▸ Exercise task: Extract each line from the entries below that has the string "title" in it.

▸ Material for the task:
————

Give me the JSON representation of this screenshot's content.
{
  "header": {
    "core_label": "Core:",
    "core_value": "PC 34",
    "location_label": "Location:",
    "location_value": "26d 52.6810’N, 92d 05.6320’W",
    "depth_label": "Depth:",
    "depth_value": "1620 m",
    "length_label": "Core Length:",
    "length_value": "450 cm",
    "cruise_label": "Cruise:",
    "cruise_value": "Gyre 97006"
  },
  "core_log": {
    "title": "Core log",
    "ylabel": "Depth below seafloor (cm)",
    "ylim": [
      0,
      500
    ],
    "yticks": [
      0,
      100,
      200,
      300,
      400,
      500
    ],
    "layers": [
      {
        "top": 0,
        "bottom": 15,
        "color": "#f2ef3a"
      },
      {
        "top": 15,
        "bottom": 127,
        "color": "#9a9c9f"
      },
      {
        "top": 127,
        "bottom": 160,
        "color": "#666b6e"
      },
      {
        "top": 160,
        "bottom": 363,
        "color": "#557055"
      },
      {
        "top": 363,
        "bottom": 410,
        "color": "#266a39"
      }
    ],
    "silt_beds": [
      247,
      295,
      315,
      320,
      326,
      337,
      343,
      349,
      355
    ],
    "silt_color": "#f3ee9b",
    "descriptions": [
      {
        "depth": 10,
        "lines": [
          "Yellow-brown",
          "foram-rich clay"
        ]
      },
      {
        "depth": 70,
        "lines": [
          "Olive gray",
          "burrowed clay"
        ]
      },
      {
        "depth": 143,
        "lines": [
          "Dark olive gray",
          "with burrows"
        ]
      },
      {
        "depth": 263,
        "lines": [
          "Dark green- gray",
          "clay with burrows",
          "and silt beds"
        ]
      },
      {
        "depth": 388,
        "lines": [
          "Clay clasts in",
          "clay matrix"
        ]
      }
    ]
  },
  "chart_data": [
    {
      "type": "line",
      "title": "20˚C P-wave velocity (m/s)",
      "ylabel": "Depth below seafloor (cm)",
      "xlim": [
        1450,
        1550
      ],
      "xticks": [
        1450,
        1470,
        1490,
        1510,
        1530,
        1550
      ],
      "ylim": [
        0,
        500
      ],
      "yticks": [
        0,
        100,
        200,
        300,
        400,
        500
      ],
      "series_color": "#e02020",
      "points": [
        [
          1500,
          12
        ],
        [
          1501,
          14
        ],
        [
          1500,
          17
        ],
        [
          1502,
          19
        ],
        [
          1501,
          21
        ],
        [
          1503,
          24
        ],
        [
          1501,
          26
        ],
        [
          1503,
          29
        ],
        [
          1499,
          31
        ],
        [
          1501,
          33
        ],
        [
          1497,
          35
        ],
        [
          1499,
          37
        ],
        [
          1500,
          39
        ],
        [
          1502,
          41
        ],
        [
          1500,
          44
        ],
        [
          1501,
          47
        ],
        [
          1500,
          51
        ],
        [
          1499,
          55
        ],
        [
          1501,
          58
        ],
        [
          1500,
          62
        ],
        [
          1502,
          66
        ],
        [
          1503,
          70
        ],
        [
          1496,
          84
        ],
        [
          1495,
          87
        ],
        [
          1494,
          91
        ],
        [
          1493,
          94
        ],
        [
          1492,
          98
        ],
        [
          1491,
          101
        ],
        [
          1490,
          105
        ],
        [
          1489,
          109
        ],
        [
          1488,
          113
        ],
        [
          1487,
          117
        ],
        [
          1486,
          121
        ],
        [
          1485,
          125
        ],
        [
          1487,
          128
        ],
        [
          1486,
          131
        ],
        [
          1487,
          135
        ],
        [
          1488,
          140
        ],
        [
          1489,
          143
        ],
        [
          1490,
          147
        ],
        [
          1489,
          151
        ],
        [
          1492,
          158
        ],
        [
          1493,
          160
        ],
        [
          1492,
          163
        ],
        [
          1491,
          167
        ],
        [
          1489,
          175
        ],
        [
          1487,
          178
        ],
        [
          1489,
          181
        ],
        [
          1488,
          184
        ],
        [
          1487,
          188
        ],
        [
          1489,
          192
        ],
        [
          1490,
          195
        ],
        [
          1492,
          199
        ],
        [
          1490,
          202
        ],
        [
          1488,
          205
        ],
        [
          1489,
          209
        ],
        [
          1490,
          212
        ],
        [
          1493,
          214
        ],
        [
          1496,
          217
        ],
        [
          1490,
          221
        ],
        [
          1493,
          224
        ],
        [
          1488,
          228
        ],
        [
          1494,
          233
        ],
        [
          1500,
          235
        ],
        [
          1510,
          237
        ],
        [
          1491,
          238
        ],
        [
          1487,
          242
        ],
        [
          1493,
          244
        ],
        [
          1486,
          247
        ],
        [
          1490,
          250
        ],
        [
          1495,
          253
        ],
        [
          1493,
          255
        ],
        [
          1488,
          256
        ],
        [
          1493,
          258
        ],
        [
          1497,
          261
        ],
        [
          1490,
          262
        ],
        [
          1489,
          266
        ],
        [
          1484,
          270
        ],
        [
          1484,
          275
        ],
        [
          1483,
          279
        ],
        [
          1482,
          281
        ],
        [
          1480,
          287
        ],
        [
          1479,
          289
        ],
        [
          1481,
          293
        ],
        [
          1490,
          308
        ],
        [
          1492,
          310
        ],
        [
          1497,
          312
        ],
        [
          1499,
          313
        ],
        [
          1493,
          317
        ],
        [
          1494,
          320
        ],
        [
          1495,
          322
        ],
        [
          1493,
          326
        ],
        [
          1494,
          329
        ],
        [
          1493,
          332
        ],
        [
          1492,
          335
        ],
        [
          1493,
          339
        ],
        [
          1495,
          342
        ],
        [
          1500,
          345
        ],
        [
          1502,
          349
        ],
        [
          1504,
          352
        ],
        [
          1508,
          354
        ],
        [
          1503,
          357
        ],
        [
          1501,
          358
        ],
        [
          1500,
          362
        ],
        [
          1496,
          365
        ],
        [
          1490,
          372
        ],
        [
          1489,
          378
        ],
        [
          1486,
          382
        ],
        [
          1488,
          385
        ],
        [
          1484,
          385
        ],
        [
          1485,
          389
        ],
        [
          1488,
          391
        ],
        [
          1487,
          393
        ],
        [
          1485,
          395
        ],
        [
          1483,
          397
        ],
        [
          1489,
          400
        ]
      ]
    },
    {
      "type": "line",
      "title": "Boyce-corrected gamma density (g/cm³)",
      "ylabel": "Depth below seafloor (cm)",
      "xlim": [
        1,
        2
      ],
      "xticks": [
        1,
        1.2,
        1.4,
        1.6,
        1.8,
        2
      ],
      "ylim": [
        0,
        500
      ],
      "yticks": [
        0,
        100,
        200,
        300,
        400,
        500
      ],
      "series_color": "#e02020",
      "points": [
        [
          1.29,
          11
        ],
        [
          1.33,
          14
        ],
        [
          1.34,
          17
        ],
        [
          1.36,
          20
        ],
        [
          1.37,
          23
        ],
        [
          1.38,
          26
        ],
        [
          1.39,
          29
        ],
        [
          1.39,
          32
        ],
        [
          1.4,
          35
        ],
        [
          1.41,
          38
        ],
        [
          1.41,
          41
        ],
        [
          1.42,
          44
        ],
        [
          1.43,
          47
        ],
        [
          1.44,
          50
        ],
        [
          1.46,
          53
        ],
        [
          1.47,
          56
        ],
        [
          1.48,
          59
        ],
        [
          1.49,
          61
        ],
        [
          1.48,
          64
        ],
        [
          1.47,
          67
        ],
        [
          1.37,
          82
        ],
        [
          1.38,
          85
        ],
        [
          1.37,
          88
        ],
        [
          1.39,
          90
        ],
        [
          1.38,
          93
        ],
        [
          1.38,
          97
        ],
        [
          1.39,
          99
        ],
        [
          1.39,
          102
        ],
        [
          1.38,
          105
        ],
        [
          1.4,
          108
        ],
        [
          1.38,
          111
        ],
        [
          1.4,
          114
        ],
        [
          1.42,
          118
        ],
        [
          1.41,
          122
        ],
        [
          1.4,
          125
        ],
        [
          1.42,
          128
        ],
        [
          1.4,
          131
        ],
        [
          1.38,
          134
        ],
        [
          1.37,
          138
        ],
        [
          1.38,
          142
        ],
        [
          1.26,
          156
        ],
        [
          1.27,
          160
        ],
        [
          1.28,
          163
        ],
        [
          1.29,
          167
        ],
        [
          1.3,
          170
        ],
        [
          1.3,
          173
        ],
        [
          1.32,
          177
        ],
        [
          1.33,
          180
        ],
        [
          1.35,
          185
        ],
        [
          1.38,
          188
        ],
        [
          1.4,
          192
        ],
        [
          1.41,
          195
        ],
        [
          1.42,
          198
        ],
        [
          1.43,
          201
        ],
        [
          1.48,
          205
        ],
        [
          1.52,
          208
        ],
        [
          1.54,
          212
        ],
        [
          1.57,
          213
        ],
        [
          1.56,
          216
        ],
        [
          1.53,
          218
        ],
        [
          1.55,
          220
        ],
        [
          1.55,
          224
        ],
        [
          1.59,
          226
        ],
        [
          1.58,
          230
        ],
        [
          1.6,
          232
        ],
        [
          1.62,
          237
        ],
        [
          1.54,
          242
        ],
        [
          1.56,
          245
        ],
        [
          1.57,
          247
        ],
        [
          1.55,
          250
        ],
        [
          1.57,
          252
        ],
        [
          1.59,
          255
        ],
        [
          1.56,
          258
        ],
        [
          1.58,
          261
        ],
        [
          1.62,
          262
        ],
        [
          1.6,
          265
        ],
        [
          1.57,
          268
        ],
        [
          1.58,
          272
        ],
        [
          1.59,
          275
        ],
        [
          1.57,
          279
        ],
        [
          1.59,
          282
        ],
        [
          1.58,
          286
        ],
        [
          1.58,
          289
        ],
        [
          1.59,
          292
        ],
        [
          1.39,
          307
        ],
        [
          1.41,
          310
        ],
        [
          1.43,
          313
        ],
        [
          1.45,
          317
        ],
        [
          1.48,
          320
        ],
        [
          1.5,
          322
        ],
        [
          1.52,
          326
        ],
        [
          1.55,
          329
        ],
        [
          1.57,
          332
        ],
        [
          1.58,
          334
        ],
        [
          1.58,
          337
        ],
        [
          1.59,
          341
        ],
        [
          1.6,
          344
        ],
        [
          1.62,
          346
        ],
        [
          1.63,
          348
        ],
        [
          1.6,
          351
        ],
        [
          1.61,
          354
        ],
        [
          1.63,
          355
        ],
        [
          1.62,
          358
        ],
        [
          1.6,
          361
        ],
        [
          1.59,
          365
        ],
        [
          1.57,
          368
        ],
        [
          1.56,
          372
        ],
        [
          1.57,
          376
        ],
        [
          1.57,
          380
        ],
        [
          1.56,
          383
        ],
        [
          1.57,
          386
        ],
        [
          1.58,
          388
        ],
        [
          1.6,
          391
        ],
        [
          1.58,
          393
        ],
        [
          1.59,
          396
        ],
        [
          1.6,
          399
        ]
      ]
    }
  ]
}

————

▸ Final result:
    "title": "Core log",
      "title": "20˚C P-wave velocity (m/s)",
      "title": "Boyce-corrected gamma density (g/cm³)",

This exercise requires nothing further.